Carry none of the pictures over; set down the material below exactly.

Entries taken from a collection

▼

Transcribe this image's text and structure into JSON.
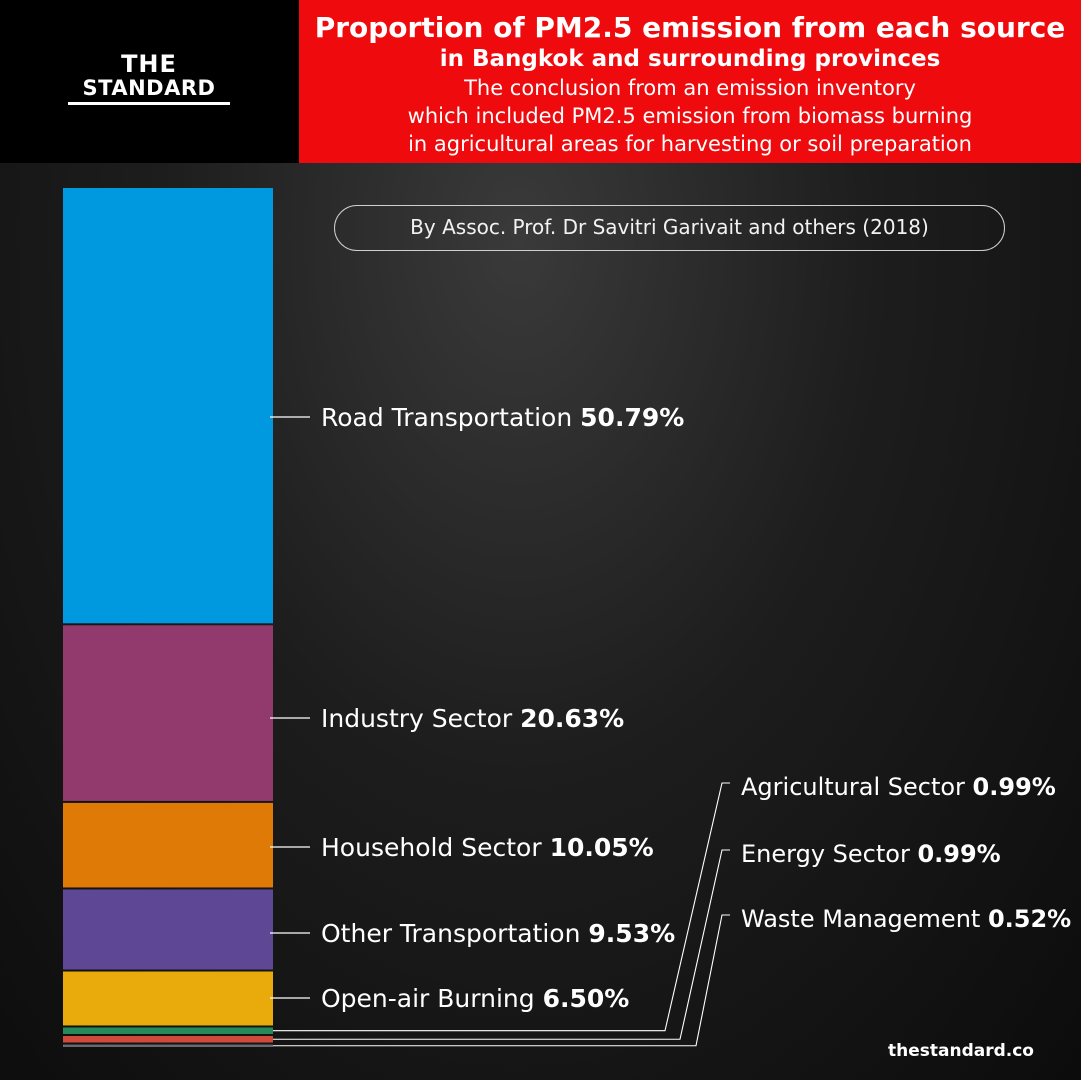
{
  "brand": {
    "logo_line1": "THE",
    "logo_line2": "STANDARD",
    "website": "thestandard.co"
  },
  "header": {
    "title_line1": "Proportion of PM2.5 emission from each source",
    "title_line2": "in Bangkok and surrounding provinces",
    "subtitle_line1": "The conclusion from an emission inventory",
    "subtitle_line2": "which included PM2.5 emission from biomass burning",
    "subtitle_line3": "in agricultural areas for harvesting or soil preparation"
  },
  "credit": "By Assoc. Prof. Dr Savitri Garivait and others (2018)",
  "chart_data": {
    "type": "bar",
    "orientation": "stacked-vertical",
    "categories": [
      "Road Transportation",
      "Industry Sector",
      "Household Sector",
      "Other Transportation",
      "Open-air Burning",
      "Agricultural Sector",
      "Energy Sector",
      "Waste Management"
    ],
    "values": [
      50.79,
      20.63,
      10.05,
      9.53,
      6.5,
      0.99,
      0.99,
      0.52
    ],
    "value_labels": [
      "50.79%",
      "20.63%",
      "10.05%",
      "9.53%",
      "6.50%",
      "0.99%",
      "0.99%",
      "0.52%"
    ],
    "colors": [
      "#0099e0",
      "#923a6e",
      "#e07a07",
      "#5e4794",
      "#e9ab0b",
      "#27895a",
      "#cf4a3b",
      "#666a70"
    ],
    "unit": "%"
  }
}
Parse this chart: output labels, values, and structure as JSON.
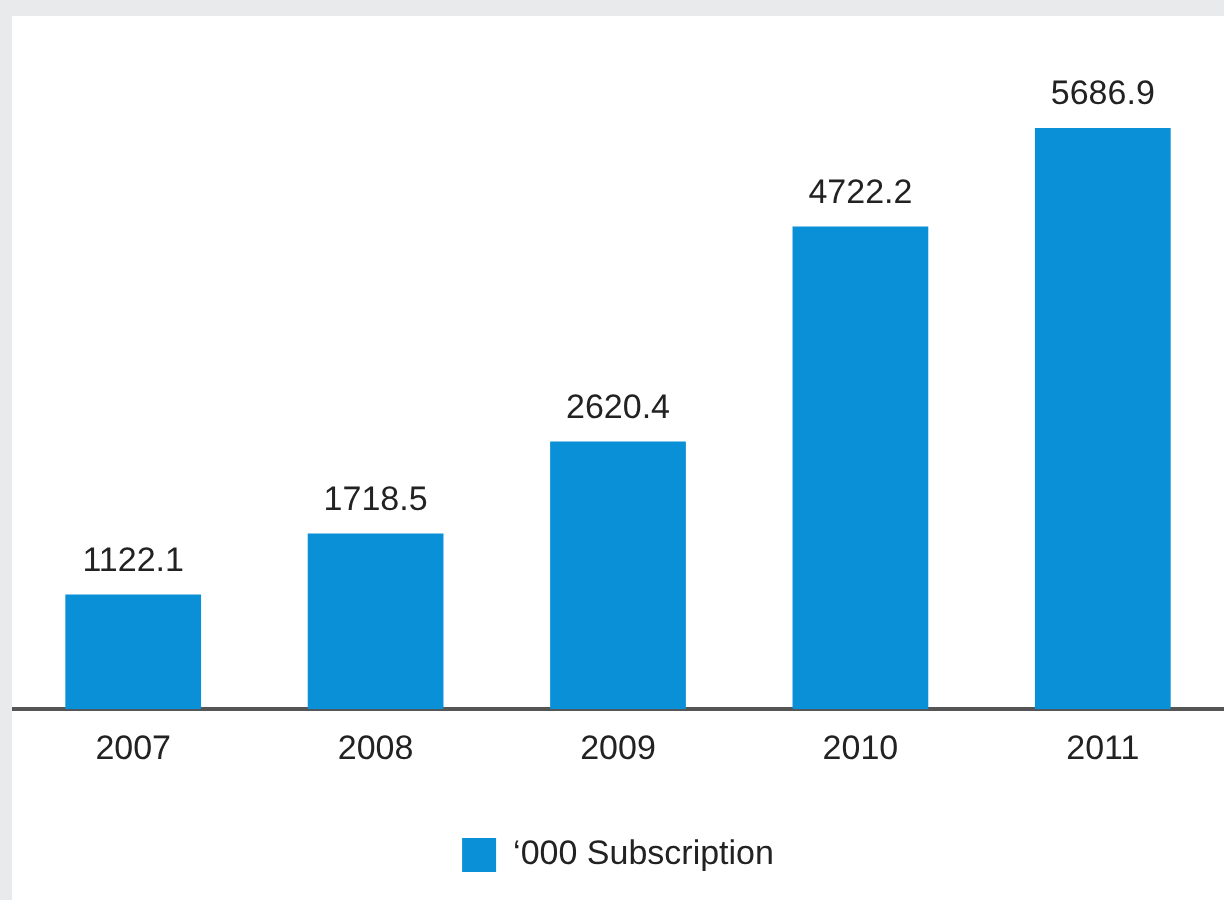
{
  "chart_data": {
    "type": "bar",
    "categories": [
      "2007",
      "2008",
      "2009",
      "2010",
      "2011"
    ],
    "series": [
      {
        "name": "‘000 Subscription",
        "color": "#0a90d6",
        "values": [
          1122.1,
          1718.5,
          2620.4,
          4722.2,
          5686.9
        ]
      }
    ],
    "data_labels": true,
    "legend": "bottom",
    "grid": false
  }
}
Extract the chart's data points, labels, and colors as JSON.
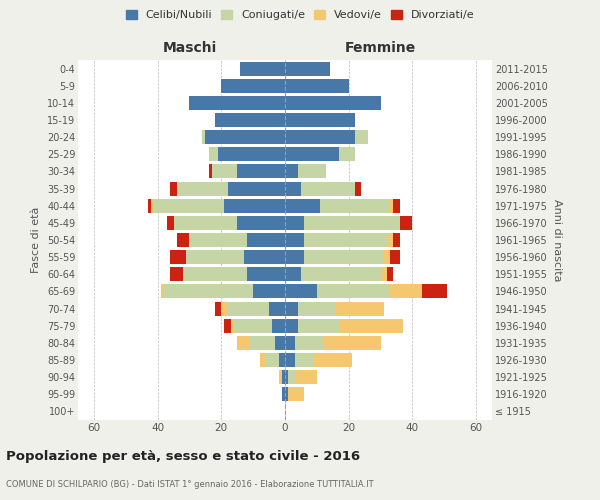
{
  "age_groups": [
    "100+",
    "95-99",
    "90-94",
    "85-89",
    "80-84",
    "75-79",
    "70-74",
    "65-69",
    "60-64",
    "55-59",
    "50-54",
    "45-49",
    "40-44",
    "35-39",
    "30-34",
    "25-29",
    "20-24",
    "15-19",
    "10-14",
    "5-9",
    "0-4"
  ],
  "birth_years": [
    "≤ 1915",
    "1916-1920",
    "1921-1925",
    "1926-1930",
    "1931-1935",
    "1936-1940",
    "1941-1945",
    "1946-1950",
    "1951-1955",
    "1956-1960",
    "1961-1965",
    "1966-1970",
    "1971-1975",
    "1976-1980",
    "1981-1985",
    "1986-1990",
    "1991-1995",
    "1996-2000",
    "2001-2005",
    "2006-2010",
    "2011-2015"
  ],
  "males": {
    "celibi": [
      0,
      1,
      1,
      2,
      3,
      4,
      5,
      10,
      12,
      13,
      12,
      15,
      19,
      18,
      15,
      21,
      25,
      22,
      30,
      20,
      14
    ],
    "coniugati": [
      0,
      0,
      0,
      4,
      8,
      12,
      13,
      28,
      20,
      18,
      18,
      20,
      22,
      16,
      8,
      3,
      1,
      0,
      0,
      0,
      0
    ],
    "vedovi": [
      0,
      0,
      1,
      2,
      4,
      1,
      2,
      1,
      0,
      0,
      0,
      0,
      1,
      0,
      0,
      0,
      0,
      0,
      0,
      0,
      0
    ],
    "divorziati": [
      0,
      0,
      0,
      0,
      0,
      2,
      2,
      0,
      4,
      5,
      4,
      2,
      1,
      2,
      1,
      0,
      0,
      0,
      0,
      0,
      0
    ]
  },
  "females": {
    "nubili": [
      0,
      1,
      1,
      3,
      3,
      4,
      4,
      10,
      5,
      6,
      6,
      6,
      11,
      5,
      4,
      17,
      22,
      22,
      30,
      20,
      14
    ],
    "coniugate": [
      0,
      0,
      2,
      6,
      9,
      13,
      12,
      23,
      25,
      25,
      26,
      30,
      22,
      17,
      9,
      5,
      4,
      0,
      0,
      0,
      0
    ],
    "vedove": [
      0,
      5,
      7,
      12,
      18,
      20,
      15,
      10,
      2,
      2,
      2,
      0,
      1,
      0,
      0,
      0,
      0,
      0,
      0,
      0,
      0
    ],
    "divorziate": [
      0,
      0,
      0,
      0,
      0,
      0,
      0,
      8,
      2,
      3,
      2,
      4,
      2,
      2,
      0,
      0,
      0,
      0,
      0,
      0,
      0
    ]
  },
  "colors": {
    "celibi": "#4878a8",
    "coniugati": "#c5d5a5",
    "vedovi": "#f5c870",
    "divorziati": "#cc2211"
  },
  "title": "Popolazione per età, sesso e stato civile - 2016",
  "subtitle": "COMUNE DI SCHILPARIO (BG) - Dati ISTAT 1° gennaio 2016 - Elaborazione TUTTITALIA.IT",
  "ylabel_left": "Fasce di età",
  "ylabel_right": "Anni di nascita",
  "xlabel_left": "Maschi",
  "xlabel_right": "Femmine",
  "xlim": 65,
  "legend_labels": [
    "Celibi/Nubili",
    "Coniugati/e",
    "Vedovi/e",
    "Divorziati/e"
  ],
  "bg_color": "#f0f0eb",
  "bar_bg": "#ffffff"
}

▲

Complete answer =>
Transcribe this image's text and structure into JSON.
{
  "brand": {
    "logo_line1": "THE",
    "logo_line2": "STANDARD",
    "website": "thestandard.co"
  },
  "header": {
    "title_line1": "Proportion of PM2.5 emission from each source",
    "title_line2": "in Bangkok and surrounding provinces",
    "subtitle_line1": "The conclusion from an emission inventory",
    "subtitle_line2": "which included PM2.5 emission from biomass burning",
    "subtitle_line3": "in agricultural areas for harvesting or soil preparation"
  },
  "credit": "By Assoc. Prof. Dr Savitri Garivait and others (2018)",
  "chart_data": {
    "type": "bar",
    "orientation": "stacked-vertical",
    "categories": [
      "Road Transportation",
      "Industry Sector",
      "Household Sector",
      "Other Transportation",
      "Open-air Burning",
      "Agricultural Sector",
      "Energy Sector",
      "Waste Management"
    ],
    "values": [
      50.79,
      20.63,
      10.05,
      9.53,
      6.5,
      0.99,
      0.99,
      0.52
    ],
    "value_labels": [
      "50.79%",
      "20.63%",
      "10.05%",
      "9.53%",
      "6.50%",
      "0.99%",
      "0.99%",
      "0.52%"
    ],
    "colors": [
      "#0099e0",
      "#923a6e",
      "#e07a07",
      "#5e4794",
      "#e9ab0b",
      "#27895a",
      "#cf4a3b",
      "#666a70"
    ],
    "unit": "%"
  }
}
Parse this chart: output labels, values, and structure as JSON.
{
  "chart_data": {
    "type": "bar",
    "categories": [
      "2007",
      "2008",
      "2009",
      "2010",
      "2011"
    ],
    "series": [
      {
        "name": "‘000 Subscription",
        "color": "#0a90d6",
        "values": [
          1122.1,
          1718.5,
          2620.4,
          4722.2,
          5686.9
        ]
      }
    ],
    "data_labels": true,
    "legend": "bottom",
    "grid": false
  }
}
Extract the chart's data points, labels, and colors as JSON.
{
  "age_groups": [
    "100+",
    "95-99",
    "90-94",
    "85-89",
    "80-84",
    "75-79",
    "70-74",
    "65-69",
    "60-64",
    "55-59",
    "50-54",
    "45-49",
    "40-44",
    "35-39",
    "30-34",
    "25-29",
    "20-24",
    "15-19",
    "10-14",
    "5-9",
    "0-4"
  ],
  "birth_years": [
    "≤ 1915",
    "1916-1920",
    "1921-1925",
    "1926-1930",
    "1931-1935",
    "1936-1940",
    "1941-1945",
    "1946-1950",
    "1951-1955",
    "1956-1960",
    "1961-1965",
    "1966-1970",
    "1971-1975",
    "1976-1980",
    "1981-1985",
    "1986-1990",
    "1991-1995",
    "1996-2000",
    "2001-2005",
    "2006-2010",
    "2011-2015"
  ],
  "males": {
    "celibi": [
      0,
      1,
      1,
      2,
      3,
      4,
      5,
      10,
      12,
      13,
      12,
      15,
      19,
      18,
      15,
      21,
      25,
      22,
      30,
      20,
      14
    ],
    "coniugati": [
      0,
      0,
      0,
      4,
      8,
      12,
      13,
      28,
      20,
      18,
      18,
      20,
      22,
      16,
      8,
      3,
      1,
      0,
      0,
      0,
      0
    ],
    "vedovi": [
      0,
      0,
      1,
      2,
      4,
      1,
      2,
      1,
      0,
      0,
      0,
      0,
      1,
      0,
      0,
      0,
      0,
      0,
      0,
      0,
      0
    ],
    "divorziati": [
      0,
      0,
      0,
      0,
      0,
      2,
      2,
      0,
      4,
      5,
      4,
      2,
      1,
      2,
      1,
      0,
      0,
      0,
      0,
      0,
      0
    ]
  },
  "females": {
    "nubili": [
      0,
      1,
      1,
      3,
      3,
      4,
      4,
      10,
      5,
      6,
      6,
      6,
      11,
      5,
      4,
      17,
      22,
      22,
      30,
      20,
      14
    ],
    "coniugate": [
      0,
      0,
      2,
      6,
      9,
      13,
      12,
      23,
      25,
      25,
      26,
      30,
      22,
      17,
      9,
      5,
      4,
      0,
      0,
      0,
      0
    ],
    "vedove": [
      0,
      5,
      7,
      12,
      18,
      20,
      15,
      10,
      2,
      2,
      2,
      0,
      1,
      0,
      0,
      0,
      0,
      0,
      0,
      0,
      0
    ],
    "divorziate": [
      0,
      0,
      0,
      0,
      0,
      0,
      0,
      8,
      2,
      3,
      2,
      4,
      2,
      2,
      0,
      0,
      0,
      0,
      0,
      0,
      0
    ]
  },
  "colors": {
    "celibi": "#4878a8",
    "coniugati": "#c5d5a5",
    "vedovi": "#f5c870",
    "divorziati": "#cc2211"
  },
  "title": "Popolazione per età, sesso e stato civile - 2016",
  "subtitle": "COMUNE DI SCHILPARIO (BG) - Dati ISTAT 1° gennaio 2016 - Elaborazione TUTTITALIA.IT",
  "ylabel_left": "Fasce di età",
  "ylabel_right": "Anni di nascita",
  "xlabel_left": "Maschi",
  "xlabel_right": "Femmine",
  "xlim": 65,
  "legend_labels": [
    "Celibi/Nubili",
    "Coniugati/e",
    "Vedovi/e",
    "Divorziati/e"
  ],
  "bg_color": "#f0f0eb",
  "bar_bg": "#ffffff"
}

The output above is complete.